begin Entries supplied
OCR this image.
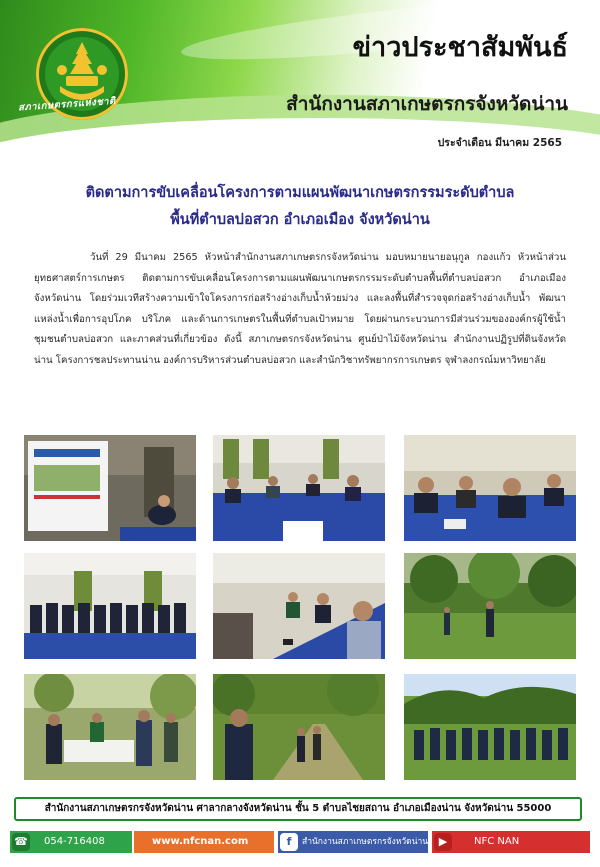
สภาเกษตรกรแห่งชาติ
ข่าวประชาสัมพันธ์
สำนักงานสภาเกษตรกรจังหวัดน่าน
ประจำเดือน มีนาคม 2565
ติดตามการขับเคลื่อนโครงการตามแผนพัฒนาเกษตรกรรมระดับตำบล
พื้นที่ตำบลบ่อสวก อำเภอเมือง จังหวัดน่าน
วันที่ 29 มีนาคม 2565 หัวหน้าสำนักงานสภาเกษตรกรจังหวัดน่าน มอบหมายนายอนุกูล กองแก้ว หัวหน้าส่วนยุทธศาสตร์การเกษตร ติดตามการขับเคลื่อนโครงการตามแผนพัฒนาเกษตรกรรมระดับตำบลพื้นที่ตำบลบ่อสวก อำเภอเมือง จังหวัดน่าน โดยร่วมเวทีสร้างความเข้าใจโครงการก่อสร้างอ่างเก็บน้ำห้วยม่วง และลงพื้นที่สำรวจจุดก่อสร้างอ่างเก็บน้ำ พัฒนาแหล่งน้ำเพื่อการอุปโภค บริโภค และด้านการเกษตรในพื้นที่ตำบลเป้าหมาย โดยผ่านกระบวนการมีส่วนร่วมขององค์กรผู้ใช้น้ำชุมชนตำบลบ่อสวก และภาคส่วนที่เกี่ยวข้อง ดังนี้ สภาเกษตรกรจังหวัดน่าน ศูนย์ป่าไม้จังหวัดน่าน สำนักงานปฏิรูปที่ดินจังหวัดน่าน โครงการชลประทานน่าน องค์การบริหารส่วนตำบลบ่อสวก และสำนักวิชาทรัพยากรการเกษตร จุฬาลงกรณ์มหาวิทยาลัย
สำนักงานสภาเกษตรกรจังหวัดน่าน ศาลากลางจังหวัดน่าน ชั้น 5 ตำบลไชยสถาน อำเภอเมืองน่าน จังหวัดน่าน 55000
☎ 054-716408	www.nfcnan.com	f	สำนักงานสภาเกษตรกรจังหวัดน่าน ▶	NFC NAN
end Entries supplied
begin Entries supplied
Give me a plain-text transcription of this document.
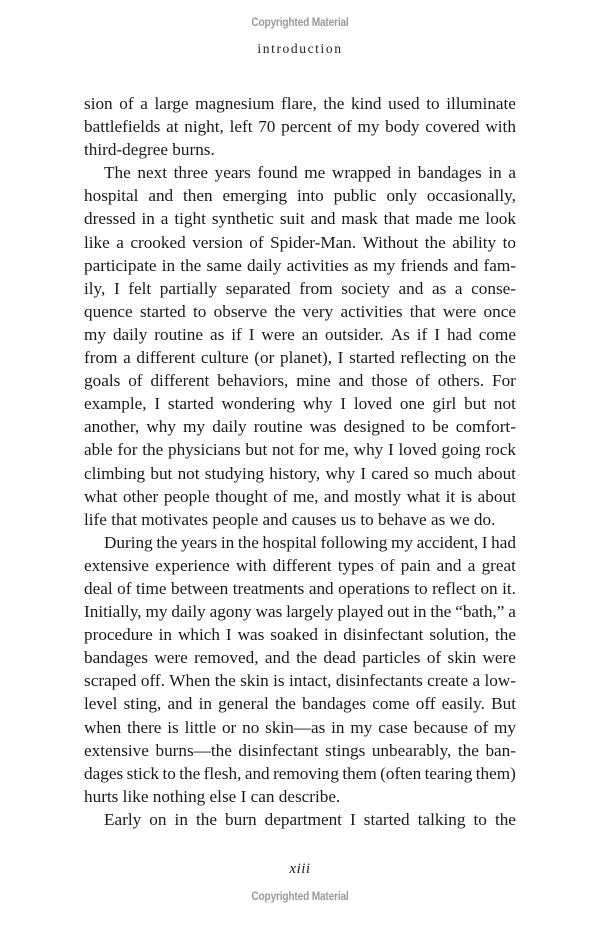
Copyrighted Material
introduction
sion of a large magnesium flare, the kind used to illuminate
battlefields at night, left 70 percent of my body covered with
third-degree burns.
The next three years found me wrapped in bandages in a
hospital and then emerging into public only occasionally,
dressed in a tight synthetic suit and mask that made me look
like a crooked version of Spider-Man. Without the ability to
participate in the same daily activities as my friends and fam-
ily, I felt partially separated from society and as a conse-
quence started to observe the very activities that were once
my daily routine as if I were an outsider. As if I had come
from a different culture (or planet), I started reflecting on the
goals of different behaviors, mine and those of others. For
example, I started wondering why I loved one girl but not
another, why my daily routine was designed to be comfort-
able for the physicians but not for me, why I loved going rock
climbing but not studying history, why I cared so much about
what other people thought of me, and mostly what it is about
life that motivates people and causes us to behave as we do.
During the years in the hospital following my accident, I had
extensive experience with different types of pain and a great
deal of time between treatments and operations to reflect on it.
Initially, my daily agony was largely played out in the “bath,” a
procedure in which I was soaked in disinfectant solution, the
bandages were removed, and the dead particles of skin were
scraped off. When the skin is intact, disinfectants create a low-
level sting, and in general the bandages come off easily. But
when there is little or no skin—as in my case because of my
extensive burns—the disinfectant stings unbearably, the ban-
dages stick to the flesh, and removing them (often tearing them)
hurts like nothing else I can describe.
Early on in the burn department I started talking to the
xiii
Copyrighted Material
end Entries supplied
Every line in the data above that contains "people" needs to be copied.

what other people thought of me, and mostly what it is about
life that motivates people and causes us to behave as we do.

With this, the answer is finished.